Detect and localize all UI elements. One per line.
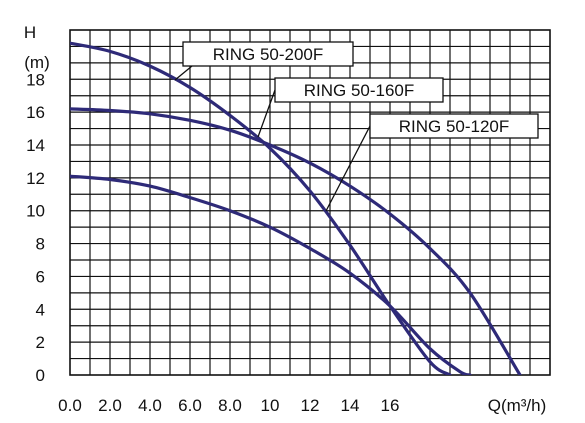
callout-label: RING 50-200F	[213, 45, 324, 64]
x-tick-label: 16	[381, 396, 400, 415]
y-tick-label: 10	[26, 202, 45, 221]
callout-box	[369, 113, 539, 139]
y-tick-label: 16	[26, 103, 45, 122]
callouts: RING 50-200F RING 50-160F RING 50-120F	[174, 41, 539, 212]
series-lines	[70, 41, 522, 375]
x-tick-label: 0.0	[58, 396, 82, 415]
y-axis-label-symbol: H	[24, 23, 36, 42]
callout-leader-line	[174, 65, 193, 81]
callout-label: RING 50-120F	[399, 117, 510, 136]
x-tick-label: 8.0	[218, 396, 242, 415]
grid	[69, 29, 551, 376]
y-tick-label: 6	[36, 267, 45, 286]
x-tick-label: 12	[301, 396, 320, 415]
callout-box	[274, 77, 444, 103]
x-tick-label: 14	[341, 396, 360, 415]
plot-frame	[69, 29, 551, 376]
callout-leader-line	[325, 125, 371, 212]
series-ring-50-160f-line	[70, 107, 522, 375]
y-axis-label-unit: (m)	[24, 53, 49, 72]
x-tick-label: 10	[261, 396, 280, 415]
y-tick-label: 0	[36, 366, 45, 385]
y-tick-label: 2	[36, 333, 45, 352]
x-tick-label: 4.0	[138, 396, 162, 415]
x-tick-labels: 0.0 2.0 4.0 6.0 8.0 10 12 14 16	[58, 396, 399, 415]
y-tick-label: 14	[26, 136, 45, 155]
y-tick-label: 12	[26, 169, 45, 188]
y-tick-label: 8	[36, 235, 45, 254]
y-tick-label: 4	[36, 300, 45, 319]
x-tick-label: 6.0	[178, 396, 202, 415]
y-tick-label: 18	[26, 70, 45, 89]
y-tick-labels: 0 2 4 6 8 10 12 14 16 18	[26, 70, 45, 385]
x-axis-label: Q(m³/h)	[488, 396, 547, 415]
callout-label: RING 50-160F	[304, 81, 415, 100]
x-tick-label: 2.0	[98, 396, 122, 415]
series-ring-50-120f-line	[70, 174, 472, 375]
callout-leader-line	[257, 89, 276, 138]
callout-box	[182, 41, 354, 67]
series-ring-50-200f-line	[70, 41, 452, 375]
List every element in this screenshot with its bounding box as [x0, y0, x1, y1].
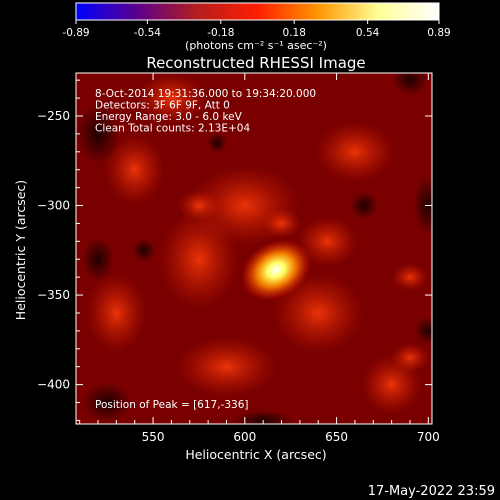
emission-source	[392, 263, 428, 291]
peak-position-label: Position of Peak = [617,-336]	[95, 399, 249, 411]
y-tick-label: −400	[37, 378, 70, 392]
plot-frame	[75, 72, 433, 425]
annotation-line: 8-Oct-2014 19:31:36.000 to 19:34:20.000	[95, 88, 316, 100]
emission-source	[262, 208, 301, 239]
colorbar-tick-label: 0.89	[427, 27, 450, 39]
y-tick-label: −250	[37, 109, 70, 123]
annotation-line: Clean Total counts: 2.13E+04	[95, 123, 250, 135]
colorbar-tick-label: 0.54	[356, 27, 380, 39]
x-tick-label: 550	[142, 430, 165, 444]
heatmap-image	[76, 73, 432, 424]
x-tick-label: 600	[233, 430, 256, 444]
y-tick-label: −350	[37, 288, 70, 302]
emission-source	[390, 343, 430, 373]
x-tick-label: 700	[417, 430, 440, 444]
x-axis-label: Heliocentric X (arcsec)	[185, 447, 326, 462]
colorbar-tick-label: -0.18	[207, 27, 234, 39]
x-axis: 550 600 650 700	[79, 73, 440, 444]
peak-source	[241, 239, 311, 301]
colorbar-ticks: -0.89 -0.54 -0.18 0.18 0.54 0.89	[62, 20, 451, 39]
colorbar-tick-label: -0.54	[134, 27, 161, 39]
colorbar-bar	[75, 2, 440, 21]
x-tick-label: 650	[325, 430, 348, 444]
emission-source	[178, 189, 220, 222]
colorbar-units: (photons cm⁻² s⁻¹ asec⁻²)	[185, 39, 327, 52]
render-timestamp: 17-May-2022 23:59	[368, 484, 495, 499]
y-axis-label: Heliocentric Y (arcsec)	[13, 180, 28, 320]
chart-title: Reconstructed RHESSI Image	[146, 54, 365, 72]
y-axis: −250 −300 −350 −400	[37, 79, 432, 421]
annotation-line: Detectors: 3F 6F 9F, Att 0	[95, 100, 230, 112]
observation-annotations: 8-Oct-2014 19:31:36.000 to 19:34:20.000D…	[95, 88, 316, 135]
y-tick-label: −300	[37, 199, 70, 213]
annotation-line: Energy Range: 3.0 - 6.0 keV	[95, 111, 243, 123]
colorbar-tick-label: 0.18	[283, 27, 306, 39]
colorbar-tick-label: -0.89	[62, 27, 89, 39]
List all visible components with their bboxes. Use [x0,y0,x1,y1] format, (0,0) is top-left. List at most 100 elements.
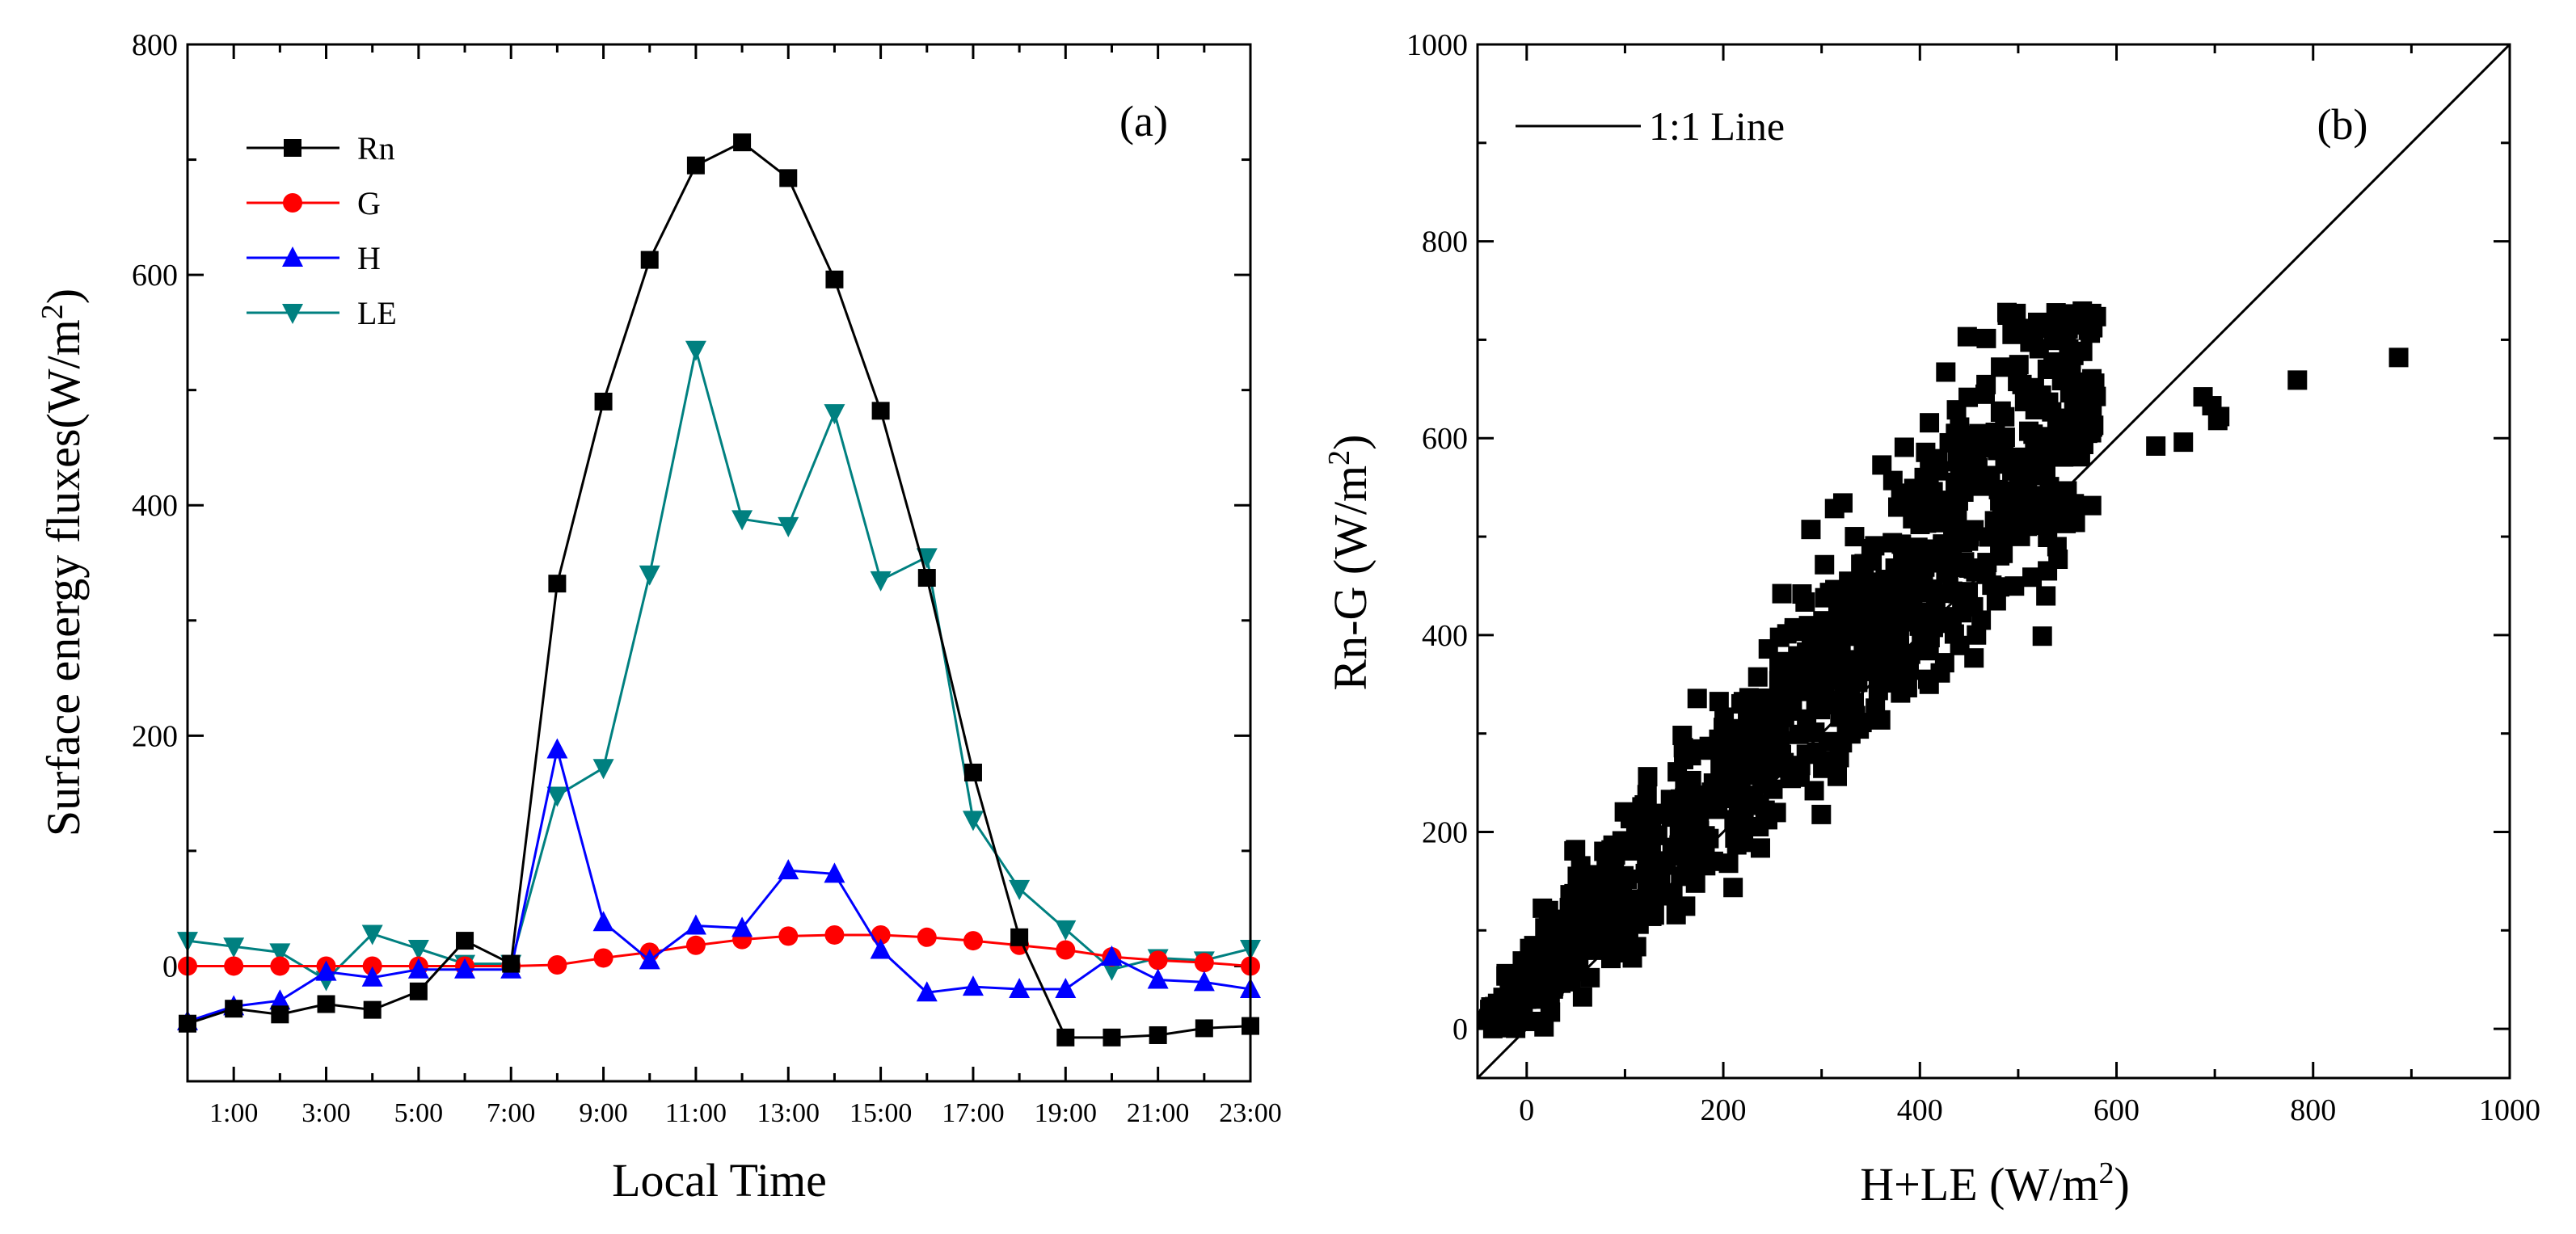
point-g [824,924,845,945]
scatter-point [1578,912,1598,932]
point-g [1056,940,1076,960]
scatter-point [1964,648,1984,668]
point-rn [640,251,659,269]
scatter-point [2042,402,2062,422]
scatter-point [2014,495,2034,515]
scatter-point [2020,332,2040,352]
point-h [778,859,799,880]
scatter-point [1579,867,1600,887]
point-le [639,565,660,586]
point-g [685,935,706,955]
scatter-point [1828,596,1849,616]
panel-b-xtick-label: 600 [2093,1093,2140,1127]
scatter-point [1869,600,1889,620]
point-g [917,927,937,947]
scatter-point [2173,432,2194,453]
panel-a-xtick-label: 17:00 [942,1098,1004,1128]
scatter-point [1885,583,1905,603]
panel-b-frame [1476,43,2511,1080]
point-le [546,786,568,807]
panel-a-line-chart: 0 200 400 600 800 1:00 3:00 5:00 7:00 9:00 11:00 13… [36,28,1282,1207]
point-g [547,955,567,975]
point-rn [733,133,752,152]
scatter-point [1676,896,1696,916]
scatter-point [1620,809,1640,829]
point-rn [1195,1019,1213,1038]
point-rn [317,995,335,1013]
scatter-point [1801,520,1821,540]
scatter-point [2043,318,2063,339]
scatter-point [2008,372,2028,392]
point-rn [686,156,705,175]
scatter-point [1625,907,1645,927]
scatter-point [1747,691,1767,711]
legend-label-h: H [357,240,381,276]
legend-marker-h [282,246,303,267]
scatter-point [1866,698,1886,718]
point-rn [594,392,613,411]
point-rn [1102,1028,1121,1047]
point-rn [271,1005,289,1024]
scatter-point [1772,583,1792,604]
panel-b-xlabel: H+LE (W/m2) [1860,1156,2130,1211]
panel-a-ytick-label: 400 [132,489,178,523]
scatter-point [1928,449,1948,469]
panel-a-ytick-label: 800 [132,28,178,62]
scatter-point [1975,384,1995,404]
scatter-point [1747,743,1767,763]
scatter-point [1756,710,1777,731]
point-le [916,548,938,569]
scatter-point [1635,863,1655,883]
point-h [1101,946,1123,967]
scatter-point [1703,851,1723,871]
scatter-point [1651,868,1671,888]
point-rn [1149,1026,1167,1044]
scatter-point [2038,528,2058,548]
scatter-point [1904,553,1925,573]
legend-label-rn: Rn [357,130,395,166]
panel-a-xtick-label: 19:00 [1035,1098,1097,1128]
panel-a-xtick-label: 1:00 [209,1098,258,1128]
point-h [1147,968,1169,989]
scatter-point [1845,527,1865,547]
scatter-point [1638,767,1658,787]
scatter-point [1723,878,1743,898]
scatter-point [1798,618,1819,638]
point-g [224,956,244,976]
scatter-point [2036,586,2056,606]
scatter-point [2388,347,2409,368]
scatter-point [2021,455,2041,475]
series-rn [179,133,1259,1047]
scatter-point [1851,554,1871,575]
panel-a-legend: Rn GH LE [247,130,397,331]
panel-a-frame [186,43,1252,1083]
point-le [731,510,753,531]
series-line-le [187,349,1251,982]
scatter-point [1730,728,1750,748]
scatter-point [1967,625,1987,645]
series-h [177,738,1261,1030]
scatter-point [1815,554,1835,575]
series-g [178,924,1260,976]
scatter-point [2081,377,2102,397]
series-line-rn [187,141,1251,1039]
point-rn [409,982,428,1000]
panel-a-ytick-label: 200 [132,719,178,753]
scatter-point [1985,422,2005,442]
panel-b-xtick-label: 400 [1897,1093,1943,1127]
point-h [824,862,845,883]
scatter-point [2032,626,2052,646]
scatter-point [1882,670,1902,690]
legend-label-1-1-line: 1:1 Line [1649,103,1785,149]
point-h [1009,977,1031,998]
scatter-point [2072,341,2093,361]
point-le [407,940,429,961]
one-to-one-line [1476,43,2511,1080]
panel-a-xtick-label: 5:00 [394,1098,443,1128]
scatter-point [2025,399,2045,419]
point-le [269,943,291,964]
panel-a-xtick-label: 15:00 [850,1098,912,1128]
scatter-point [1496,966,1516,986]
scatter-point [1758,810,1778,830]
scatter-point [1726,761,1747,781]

——————

Please rewrite the stretch from "point-g [824,924,845,945]" through "panel-a-xtick-label: 17:00 [942,1098,1004,1128]", substituting "data-point" for "scatter-point" and leaving everything else unchanged. Return only those lines.

* **Result of the exercise**:
point-g [824,924,845,945]
data-point [1578,912,1598,932]
point-g [1056,940,1076,960]
data-point [1964,648,1984,668]
point-rn [640,251,659,269]
data-point [2042,402,2062,422]
data-point [2014,495,2034,515]
data-point [2020,332,2040,352]
point-h [778,859,799,880]
data-point [1579,867,1600,887]
point-le [639,565,660,586]
point-g [685,935,706,955]
data-point [1828,596,1849,616]
panel-b-xtick-label: 600 [2093,1093,2140,1127]
data-point [1869,600,1889,620]
point-g [917,927,937,947]
data-point [2173,432,2194,453]
panel-a-xtick-label: 17:00 [942,1098,1004,1128]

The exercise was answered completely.